### Instructions for the task
Repeat each line exactly, leaving nothing out.

[Extracted records]
— BEGIN —
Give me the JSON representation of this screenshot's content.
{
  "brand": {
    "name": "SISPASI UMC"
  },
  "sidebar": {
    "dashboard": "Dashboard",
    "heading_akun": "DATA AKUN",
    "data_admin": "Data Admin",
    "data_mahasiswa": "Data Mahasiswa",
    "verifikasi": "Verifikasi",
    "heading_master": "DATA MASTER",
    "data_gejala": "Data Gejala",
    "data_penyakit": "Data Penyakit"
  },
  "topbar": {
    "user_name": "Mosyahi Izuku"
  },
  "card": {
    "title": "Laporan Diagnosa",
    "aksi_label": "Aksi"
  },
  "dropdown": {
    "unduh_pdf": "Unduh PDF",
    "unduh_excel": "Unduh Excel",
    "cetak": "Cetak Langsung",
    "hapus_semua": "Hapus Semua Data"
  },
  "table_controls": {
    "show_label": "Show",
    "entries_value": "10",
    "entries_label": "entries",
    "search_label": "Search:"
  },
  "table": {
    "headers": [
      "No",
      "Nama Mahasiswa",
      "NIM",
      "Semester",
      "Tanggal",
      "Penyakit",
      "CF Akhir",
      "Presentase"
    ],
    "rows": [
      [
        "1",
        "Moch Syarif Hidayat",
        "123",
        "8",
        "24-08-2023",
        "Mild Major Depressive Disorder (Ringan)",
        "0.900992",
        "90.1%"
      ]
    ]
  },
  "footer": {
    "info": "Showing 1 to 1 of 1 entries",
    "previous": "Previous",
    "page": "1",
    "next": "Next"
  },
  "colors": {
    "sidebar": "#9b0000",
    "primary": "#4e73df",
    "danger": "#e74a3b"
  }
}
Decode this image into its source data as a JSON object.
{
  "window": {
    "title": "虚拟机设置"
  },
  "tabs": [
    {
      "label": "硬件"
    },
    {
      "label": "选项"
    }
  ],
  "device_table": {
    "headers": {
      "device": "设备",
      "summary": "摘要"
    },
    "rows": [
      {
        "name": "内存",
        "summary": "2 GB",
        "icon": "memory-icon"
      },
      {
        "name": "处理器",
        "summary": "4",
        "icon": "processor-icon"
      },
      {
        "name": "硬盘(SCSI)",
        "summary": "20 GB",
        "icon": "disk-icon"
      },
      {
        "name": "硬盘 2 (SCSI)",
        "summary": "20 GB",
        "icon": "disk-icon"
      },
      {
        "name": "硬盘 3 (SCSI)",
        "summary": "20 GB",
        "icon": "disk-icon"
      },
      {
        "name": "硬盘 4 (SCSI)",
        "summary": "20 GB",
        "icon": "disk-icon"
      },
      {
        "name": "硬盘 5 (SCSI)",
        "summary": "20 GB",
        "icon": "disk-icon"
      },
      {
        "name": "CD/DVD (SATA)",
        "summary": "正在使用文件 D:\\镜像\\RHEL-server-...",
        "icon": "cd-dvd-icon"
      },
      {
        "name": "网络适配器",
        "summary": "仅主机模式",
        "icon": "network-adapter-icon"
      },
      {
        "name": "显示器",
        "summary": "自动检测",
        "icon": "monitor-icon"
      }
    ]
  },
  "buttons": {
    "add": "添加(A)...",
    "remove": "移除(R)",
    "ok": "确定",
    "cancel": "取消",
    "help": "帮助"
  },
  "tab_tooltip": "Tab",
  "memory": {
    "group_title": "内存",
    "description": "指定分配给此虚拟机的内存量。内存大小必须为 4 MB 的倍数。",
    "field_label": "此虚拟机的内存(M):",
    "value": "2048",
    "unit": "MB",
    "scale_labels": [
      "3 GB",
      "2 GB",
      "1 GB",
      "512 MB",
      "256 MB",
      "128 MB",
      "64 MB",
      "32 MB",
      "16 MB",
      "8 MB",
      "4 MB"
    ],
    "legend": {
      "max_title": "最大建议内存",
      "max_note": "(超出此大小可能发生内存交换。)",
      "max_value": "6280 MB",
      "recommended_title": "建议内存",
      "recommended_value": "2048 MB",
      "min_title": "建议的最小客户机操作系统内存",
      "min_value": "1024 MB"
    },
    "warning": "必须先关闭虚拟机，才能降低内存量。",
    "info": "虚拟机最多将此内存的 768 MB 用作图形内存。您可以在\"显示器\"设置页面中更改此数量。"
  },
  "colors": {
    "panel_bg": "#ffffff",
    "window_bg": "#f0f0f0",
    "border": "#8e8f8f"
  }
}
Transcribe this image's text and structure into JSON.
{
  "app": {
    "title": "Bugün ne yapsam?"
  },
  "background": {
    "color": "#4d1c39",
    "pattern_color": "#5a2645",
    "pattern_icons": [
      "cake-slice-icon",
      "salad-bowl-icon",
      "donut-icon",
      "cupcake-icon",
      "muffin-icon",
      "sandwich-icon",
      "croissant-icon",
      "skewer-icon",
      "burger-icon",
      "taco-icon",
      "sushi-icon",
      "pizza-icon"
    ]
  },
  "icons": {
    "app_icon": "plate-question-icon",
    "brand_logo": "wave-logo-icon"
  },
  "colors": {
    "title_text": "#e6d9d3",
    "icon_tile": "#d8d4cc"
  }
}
— END —
### Result of the exercise
Give me the JSON representation of this screenshot's content.
{
  "brand": {
    "name": "SISPASI UMC"
  },
  "sidebar": {
    "dashboard": "Dashboard",
    "heading_akun": "DATA AKUN",
    "data_admin": "Data Admin",
    "data_mahasiswa": "Data Mahasiswa",
    "verifikasi": "Verifikasi",
    "heading_master": "DATA MASTER",
    "data_gejala": "Data Gejala",
    "data_penyakit": "Data Penyakit"
  },
  "topbar": {
    "user_name": "Mosyahi Izuku"
  },
  "card": {
    "title": "Laporan Diagnosa",
    "aksi_label": "Aksi"
  },
  "dropdown": {
    "unduh_pdf": "Unduh PDF",
    "unduh_excel": "Unduh Excel",
    "cetak": "Cetak Langsung",
    "hapus_semua": "Hapus Semua Data"
  },
  "table_controls": {
    "show_label": "Show",
    "entries_value": "10",
    "entries_label": "entries",
    "search_label": "Search:"
  },
  "table": {
    "headers": [
      "No",
      "Nama Mahasiswa",
      "NIM",
      "Semester",
      "Tanggal",
      "Penyakit",
      "CF Akhir",
      "Presentase"
    ],
    "rows": [
      [
        "1",
        "Moch Syarif Hidayat",
        "123",
        "8",
        "24-08-2023",
        "Mild Major Depressive Disorder (Ringan)",
        "0.900992",
        "90.1%"
      ]
    ]
  },
  "footer": {
    "info": "Showing 1 to 1 of 1 entries",
    "previous": "Previous",
    "page": "1",
    "next": "Next"
  },
  "colors": {
    "sidebar": "#9b0000",
    "primary": "#4e73df",
    "danger": "#e74a3b"
  }
}
Decode this image into its source data as a JSON object.
{
  "window": {
    "title": "虚拟机设置"
  },
  "tabs": [
    {
      "label": "硬件"
    },
    {
      "label": "选项"
    }
  ],
  "device_table": {
    "headers": {
      "device": "设备",
      "summary": "摘要"
    },
    "rows": [
      {
        "name": "内存",
        "summary": "2 GB",
        "icon": "memory-icon"
      },
      {
        "name": "处理器",
        "summary": "4",
        "icon": "processor-icon"
      },
      {
        "name": "硬盘(SCSI)",
        "summary": "20 GB",
        "icon": "disk-icon"
      },
      {
        "name": "硬盘 2 (SCSI)",
        "summary": "20 GB",
        "icon": "disk-icon"
      },
      {
        "name": "硬盘 3 (SCSI)",
        "summary": "20 GB",
        "icon": "disk-icon"
      },
      {
        "name": "硬盘 4 (SCSI)",
        "summary": "20 GB",
        "icon": "disk-icon"
      },
      {
        "name": "硬盘 5 (SCSI)",
        "summary": "20 GB",
        "icon": "disk-icon"
      },
      {
        "name": "CD/DVD (SATA)",
        "summary": "正在使用文件 D:\\镜像\\RHEL-server-...",
        "icon": "cd-dvd-icon"
      },
      {
        "name": "网络适配器",
        "summary": "仅主机模式",
        "icon": "network-adapter-icon"
      },
      {
        "name": "显示器",
        "summary": "自动检测",
        "icon": "monitor-icon"
      }
    ]
  },
  "buttons": {
    "add": "添加(A)...",
    "remove": "移除(R)",
    "ok": "确定",
    "cancel": "取消",
    "help": "帮助"
  },
  "tab_tooltip": "Tab",
  "memory": {
    "group_title": "内存",
    "description": "指定分配给此虚拟机的内存量。内存大小必须为 4 MB 的倍数。",
    "field_label": "此虚拟机的内存(M):",
    "value": "2048",
    "unit": "MB",
    "scale_labels": [
      "3 GB",
      "2 GB",
      "1 GB",
      "512 MB",
      "256 MB",
      "128 MB",
      "64 MB",
      "32 MB",
      "16 MB",
      "8 MB",
      "4 MB"
    ],
    "legend": {
      "max_title": "最大建议内存",
      "max_note": "(超出此大小可能发生内存交换。)",
      "max_value": "6280 MB",
      "recommended_title": "建议内存",
      "recommended_value": "2048 MB",
      "min_title": "建议的最小客户机操作系统内存",
      "min_value": "1024 MB"
    },
    "warning": "必须先关闭虚拟机，才能降低内存量。",
    "info": "虚拟机最多将此内存的 768 MB 用作图形内存。您可以在\"显示器\"设置页面中更改此数量。"
  },
  "colors": {
    "panel_bg": "#ffffff",
    "window_bg": "#f0f0f0",
    "border": "#8e8f8f"
  }
}
Transcribe this image's text and structure into JSON.
{
  "app": {
    "title": "Bugün ne yapsam?"
  },
  "background": {
    "color": "#4d1c39",
    "pattern_color": "#5a2645",
    "pattern_icons": [
      "cake-slice-icon",
      "salad-bowl-icon",
      "donut-icon",
      "cupcake-icon",
      "muffin-icon",
      "sandwich-icon",
      "croissant-icon",
      "skewer-icon",
      "burger-icon",
      "taco-icon",
      "sushi-icon",
      "pizza-icon"
    ]
  },
  "icons": {
    "app_icon": "plate-question-icon",
    "brand_logo": "wave-logo-icon"
  },
  "colors": {
    "title_text": "#e6d9d3",
    "icon_tile": "#d8d4cc"
  }
}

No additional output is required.